===== Records for the task =====

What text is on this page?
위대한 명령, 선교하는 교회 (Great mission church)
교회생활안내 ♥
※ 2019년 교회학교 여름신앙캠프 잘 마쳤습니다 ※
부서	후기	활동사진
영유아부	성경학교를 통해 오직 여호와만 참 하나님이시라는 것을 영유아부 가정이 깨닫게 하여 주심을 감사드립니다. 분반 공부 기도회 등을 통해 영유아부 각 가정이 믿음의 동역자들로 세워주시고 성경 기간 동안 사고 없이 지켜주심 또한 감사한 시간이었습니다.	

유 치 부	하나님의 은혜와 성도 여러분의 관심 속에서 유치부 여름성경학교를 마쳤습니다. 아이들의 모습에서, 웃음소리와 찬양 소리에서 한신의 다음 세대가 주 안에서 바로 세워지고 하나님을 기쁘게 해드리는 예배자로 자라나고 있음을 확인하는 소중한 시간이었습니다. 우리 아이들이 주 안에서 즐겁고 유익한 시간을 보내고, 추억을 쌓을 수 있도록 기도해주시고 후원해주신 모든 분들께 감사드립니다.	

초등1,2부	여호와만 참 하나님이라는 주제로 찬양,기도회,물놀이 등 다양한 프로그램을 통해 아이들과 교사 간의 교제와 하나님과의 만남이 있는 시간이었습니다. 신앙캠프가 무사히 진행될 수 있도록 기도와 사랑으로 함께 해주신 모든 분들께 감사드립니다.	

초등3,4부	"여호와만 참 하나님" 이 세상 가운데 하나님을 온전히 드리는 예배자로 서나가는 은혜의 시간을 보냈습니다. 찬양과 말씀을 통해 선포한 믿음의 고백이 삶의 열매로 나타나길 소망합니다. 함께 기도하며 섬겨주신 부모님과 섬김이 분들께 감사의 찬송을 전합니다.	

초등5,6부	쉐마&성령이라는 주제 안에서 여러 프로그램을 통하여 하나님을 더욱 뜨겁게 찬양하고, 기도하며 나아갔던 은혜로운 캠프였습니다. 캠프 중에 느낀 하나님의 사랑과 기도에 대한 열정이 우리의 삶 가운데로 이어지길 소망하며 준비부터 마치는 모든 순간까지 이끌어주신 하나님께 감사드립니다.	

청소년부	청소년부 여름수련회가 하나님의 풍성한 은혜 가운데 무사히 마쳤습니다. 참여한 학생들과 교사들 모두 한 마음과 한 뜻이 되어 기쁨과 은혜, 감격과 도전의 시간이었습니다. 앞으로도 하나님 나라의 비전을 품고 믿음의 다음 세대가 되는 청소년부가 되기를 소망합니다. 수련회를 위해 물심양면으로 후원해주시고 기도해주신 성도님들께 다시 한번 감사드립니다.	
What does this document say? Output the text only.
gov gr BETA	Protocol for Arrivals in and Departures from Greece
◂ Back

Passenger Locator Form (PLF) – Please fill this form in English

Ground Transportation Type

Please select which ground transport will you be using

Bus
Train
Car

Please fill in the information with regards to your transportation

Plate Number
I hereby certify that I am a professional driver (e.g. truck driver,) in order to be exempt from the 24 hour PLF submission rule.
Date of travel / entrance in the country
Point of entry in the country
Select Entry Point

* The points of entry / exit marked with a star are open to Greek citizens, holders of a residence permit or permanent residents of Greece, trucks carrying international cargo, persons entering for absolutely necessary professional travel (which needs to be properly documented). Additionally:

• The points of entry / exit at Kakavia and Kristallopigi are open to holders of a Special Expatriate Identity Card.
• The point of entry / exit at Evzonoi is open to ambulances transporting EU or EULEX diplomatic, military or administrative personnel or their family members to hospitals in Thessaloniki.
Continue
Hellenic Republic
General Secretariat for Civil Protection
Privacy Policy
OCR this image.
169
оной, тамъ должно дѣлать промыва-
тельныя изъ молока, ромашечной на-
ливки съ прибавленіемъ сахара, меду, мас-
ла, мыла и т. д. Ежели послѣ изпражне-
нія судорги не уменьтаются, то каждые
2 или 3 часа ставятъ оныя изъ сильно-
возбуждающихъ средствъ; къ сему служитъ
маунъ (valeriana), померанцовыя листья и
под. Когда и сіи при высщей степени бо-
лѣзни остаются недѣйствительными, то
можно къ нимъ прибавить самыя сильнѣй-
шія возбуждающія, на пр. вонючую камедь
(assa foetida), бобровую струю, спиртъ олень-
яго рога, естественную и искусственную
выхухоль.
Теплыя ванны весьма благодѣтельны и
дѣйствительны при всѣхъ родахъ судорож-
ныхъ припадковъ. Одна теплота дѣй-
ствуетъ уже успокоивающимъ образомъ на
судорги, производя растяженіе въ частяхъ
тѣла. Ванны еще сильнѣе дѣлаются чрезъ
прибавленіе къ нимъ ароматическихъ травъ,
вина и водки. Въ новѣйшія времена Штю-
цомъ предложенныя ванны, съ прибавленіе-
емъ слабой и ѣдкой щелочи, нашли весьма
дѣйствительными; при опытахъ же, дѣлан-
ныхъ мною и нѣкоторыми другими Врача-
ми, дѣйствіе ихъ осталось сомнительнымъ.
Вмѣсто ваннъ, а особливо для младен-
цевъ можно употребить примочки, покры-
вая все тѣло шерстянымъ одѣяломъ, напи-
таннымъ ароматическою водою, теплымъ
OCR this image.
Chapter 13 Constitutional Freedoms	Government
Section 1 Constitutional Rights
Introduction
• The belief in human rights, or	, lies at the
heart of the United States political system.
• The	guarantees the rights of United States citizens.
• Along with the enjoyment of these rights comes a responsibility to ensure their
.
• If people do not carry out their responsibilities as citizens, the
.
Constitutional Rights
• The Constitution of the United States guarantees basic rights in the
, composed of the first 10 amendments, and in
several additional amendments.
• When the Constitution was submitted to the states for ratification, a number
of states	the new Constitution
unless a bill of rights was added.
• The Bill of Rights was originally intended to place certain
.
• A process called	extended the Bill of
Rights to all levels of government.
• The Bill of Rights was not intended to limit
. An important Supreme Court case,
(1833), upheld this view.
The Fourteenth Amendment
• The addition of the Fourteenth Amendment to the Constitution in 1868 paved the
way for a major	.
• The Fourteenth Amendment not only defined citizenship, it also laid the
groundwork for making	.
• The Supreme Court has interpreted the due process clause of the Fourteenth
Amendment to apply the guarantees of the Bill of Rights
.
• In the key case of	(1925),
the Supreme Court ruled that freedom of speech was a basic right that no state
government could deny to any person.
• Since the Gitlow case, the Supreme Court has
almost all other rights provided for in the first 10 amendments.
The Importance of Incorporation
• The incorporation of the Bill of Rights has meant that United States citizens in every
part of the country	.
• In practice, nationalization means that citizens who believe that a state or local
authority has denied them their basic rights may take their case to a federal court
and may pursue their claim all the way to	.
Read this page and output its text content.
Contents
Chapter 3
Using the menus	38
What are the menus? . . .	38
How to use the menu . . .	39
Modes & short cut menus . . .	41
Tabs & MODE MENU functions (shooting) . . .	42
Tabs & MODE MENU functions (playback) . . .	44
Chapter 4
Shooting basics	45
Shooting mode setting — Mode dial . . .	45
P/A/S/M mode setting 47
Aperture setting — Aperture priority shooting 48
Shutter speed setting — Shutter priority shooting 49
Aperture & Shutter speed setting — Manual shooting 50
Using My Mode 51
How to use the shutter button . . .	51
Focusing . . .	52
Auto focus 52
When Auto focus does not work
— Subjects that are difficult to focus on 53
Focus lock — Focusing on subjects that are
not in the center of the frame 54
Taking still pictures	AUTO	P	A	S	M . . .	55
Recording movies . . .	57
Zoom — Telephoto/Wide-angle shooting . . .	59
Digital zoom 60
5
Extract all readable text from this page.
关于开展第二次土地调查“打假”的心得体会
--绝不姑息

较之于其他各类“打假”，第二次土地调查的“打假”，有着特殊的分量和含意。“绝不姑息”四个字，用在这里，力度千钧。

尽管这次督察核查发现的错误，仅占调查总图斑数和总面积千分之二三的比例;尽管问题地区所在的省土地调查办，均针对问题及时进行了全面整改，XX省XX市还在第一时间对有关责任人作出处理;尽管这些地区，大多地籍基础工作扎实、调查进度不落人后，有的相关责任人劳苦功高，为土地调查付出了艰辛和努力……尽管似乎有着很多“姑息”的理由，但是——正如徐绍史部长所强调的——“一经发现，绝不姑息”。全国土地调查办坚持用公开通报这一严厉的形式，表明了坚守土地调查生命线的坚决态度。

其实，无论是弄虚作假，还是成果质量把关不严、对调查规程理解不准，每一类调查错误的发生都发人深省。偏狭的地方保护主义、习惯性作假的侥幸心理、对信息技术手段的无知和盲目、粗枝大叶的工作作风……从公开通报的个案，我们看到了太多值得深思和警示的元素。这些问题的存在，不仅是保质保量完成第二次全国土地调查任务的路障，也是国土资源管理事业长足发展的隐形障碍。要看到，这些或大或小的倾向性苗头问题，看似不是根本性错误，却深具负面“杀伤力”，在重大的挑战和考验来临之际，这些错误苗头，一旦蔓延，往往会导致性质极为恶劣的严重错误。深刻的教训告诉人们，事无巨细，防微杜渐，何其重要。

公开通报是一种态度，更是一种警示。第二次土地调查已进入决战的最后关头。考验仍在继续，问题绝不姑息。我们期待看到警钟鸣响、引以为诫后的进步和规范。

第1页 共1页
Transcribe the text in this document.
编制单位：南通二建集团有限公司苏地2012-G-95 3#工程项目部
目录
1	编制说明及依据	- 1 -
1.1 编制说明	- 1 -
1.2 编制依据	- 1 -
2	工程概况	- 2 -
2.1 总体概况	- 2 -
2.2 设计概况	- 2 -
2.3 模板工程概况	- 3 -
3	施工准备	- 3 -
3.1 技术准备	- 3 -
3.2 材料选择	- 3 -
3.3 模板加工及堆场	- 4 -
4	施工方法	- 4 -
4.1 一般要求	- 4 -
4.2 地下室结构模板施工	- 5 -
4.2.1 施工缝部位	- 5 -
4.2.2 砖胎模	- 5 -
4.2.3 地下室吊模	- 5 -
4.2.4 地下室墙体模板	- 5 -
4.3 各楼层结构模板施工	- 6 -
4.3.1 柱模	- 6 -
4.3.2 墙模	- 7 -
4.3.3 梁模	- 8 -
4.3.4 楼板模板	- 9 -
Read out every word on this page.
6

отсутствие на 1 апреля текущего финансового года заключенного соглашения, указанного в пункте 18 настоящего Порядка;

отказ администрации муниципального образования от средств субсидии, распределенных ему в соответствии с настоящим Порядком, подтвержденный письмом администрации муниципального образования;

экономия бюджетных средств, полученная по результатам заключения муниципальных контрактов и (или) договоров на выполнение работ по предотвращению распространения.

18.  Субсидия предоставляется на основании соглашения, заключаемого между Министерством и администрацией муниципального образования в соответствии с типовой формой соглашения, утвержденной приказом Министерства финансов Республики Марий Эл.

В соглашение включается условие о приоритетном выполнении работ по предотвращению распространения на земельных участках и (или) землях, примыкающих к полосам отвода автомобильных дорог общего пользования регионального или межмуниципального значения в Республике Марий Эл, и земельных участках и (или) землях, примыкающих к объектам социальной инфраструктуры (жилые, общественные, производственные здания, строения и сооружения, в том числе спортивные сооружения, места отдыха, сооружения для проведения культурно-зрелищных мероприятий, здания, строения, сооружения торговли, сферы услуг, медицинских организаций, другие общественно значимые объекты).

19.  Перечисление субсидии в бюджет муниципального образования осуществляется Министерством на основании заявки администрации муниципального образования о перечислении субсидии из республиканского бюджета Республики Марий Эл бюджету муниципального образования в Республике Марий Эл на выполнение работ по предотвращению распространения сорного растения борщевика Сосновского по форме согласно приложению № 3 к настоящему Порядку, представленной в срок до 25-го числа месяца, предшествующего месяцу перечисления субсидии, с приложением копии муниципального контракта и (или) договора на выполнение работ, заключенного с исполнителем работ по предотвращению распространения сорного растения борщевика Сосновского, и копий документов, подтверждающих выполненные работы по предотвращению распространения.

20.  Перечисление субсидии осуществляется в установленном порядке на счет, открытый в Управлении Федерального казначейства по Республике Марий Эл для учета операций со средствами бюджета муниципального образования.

=====

Pull every line containing "first" from the material above.

__Response for this exercise__.
, composed of the first 10 amendments, and in
almost all other rights provided for in the first 10 amendments.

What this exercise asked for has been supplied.